Exercise —
Gather all lines in the records below that include the word "JSON".

Rows —
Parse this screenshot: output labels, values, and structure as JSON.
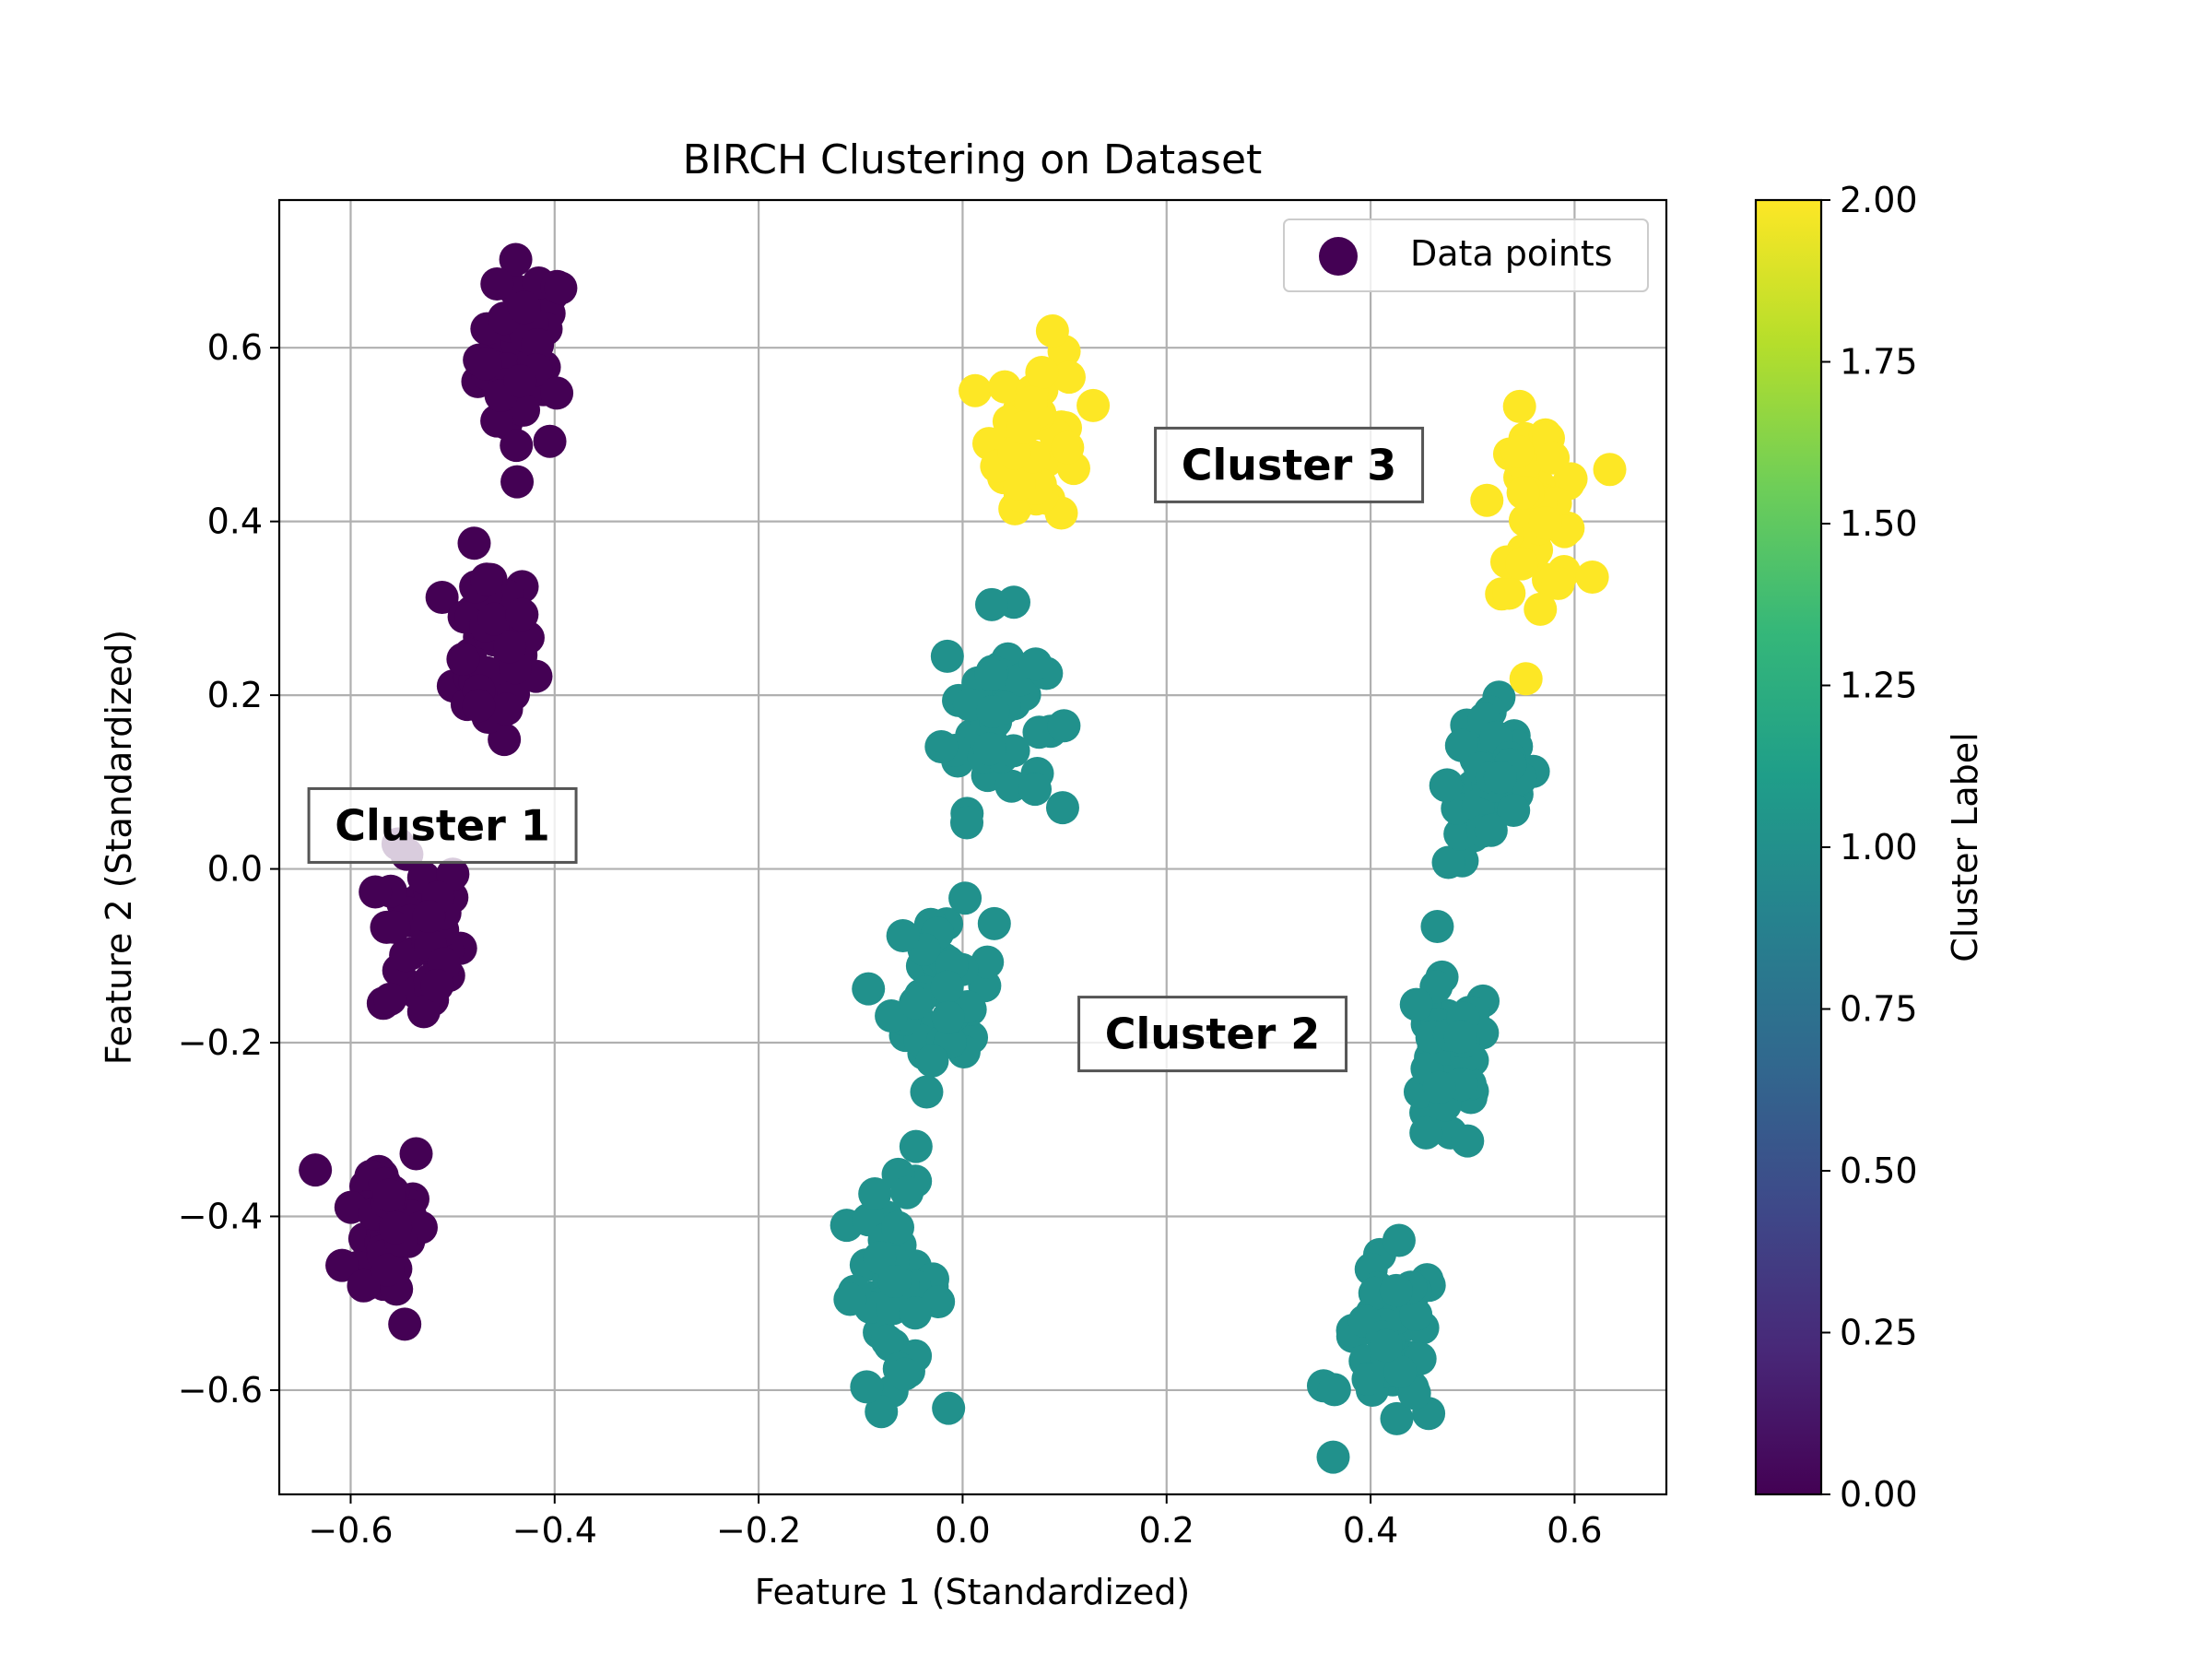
{
  "chart_data": {
    "type": "scatter",
    "title": "BIRCH Clustering on Dataset",
    "xlabel": "Feature 1 (Standardized)",
    "ylabel": "Feature 2 (Standardized)",
    "xlim": [
      -0.67,
      0.69
    ],
    "ylim": [
      -0.72,
      0.77
    ],
    "xticks": [
      -0.6,
      -0.4,
      -0.2,
      0.0,
      0.2,
      0.4,
      0.6
    ],
    "xtick_labels": [
      "−0.6",
      "−0.4",
      "−0.2",
      "0.0",
      "0.2",
      "0.4",
      "0.6"
    ],
    "yticks": [
      -0.6,
      -0.4,
      -0.2,
      0.0,
      0.2,
      0.4,
      0.6
    ],
    "ytick_labels": [
      "−0.6",
      "−0.4",
      "−0.2",
      "0.0",
      "0.2",
      "0.4",
      "0.6"
    ],
    "grid": true,
    "legend": {
      "position": "top-right",
      "label": "Data points"
    },
    "colorbar": {
      "label": "Cluster Label",
      "range": [
        0.0,
        2.0
      ],
      "ticks": [
        0.0,
        0.25,
        0.5,
        0.75,
        1.0,
        1.25,
        1.5,
        1.75,
        2.0
      ],
      "tick_labels": [
        "0.00",
        "0.25",
        "0.50",
        "0.75",
        "1.00",
        "1.25",
        "1.50",
        "1.75",
        "2.00"
      ],
      "colormap": [
        "#440154",
        "#482878",
        "#3e4989",
        "#31688e",
        "#26828e",
        "#1f9e89",
        "#35b779",
        "#6ece58",
        "#b5de2b",
        "#fde725"
      ]
    },
    "annotations": [
      {
        "text": "Cluster 1",
        "x": -0.51,
        "y": 0.05
      },
      {
        "text": "Cluster 2",
        "x": 0.245,
        "y": -0.19
      },
      {
        "text": "Cluster 3",
        "x": 0.32,
        "y": 0.465
      }
    ],
    "blobs": [
      {
        "label": 0,
        "color": "#440154",
        "cx": -0.43,
        "cy": 0.59,
        "sx": 0.022,
        "sy": 0.055,
        "n": 45
      },
      {
        "label": 0,
        "color": "#440154",
        "cx": -0.465,
        "cy": 0.25,
        "sx": 0.022,
        "sy": 0.05,
        "n": 45
      },
      {
        "label": 0,
        "color": "#440154",
        "cx": -0.53,
        "cy": -0.08,
        "sx": 0.02,
        "sy": 0.05,
        "n": 45
      },
      {
        "label": 0,
        "color": "#440154",
        "cx": -0.565,
        "cy": -0.41,
        "sx": 0.02,
        "sy": 0.055,
        "n": 45
      },
      {
        "label": 1,
        "color": "#21918c",
        "cx": 0.03,
        "cy": 0.18,
        "sx": 0.025,
        "sy": 0.055,
        "n": 45
      },
      {
        "label": 1,
        "color": "#21918c",
        "cx": -0.02,
        "cy": -0.15,
        "sx": 0.025,
        "sy": 0.05,
        "n": 45
      },
      {
        "label": 1,
        "color": "#21918c",
        "cx": -0.07,
        "cy": -0.48,
        "sx": 0.025,
        "sy": 0.055,
        "n": 45
      },
      {
        "label": 1,
        "color": "#21918c",
        "cx": 0.52,
        "cy": 0.1,
        "sx": 0.022,
        "sy": 0.05,
        "n": 45
      },
      {
        "label": 1,
        "color": "#21918c",
        "cx": 0.475,
        "cy": -0.23,
        "sx": 0.022,
        "sy": 0.05,
        "n": 45
      },
      {
        "label": 1,
        "color": "#21918c",
        "cx": 0.42,
        "cy": -0.55,
        "sx": 0.025,
        "sy": 0.05,
        "n": 45
      },
      {
        "label": 2,
        "color": "#fde725",
        "cx": 0.075,
        "cy": 0.5,
        "sx": 0.022,
        "sy": 0.05,
        "n": 45
      },
      {
        "label": 2,
        "color": "#fde725",
        "cx": 0.565,
        "cy": 0.42,
        "sx": 0.022,
        "sy": 0.05,
        "n": 45
      }
    ]
  }
}
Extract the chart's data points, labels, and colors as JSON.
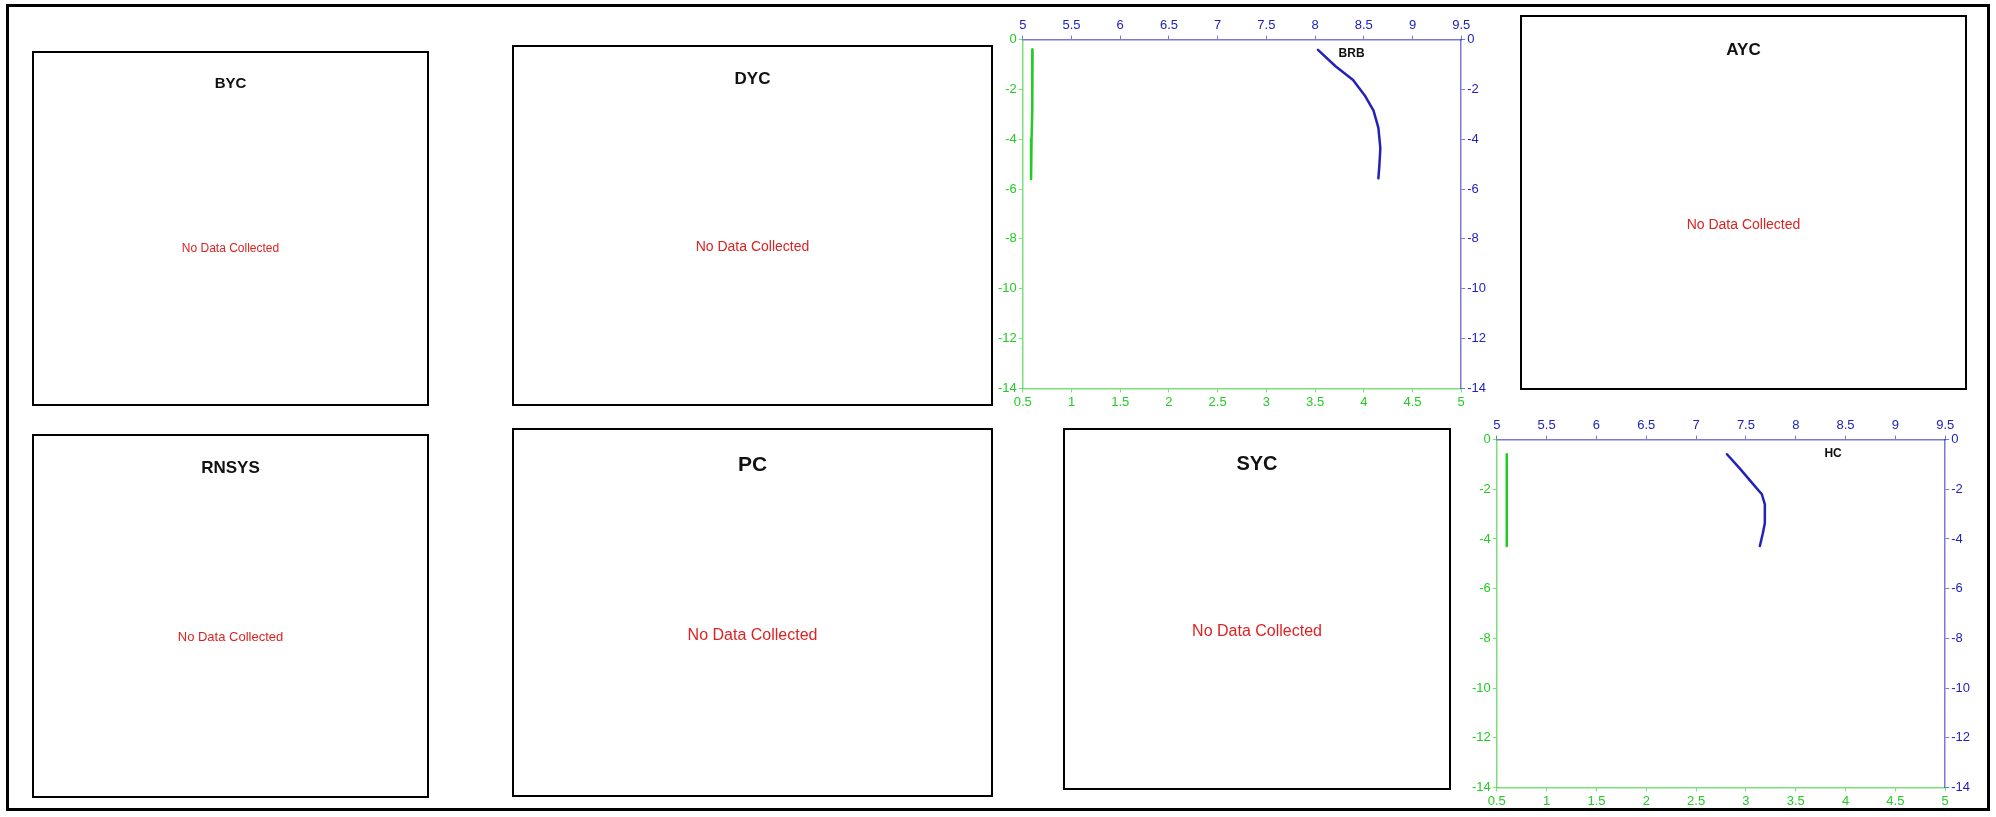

Complete answer —
Parse this screenshot: output labels, values, and structure as JSON.
Extract the chart's data points, labels, and colors as JSON.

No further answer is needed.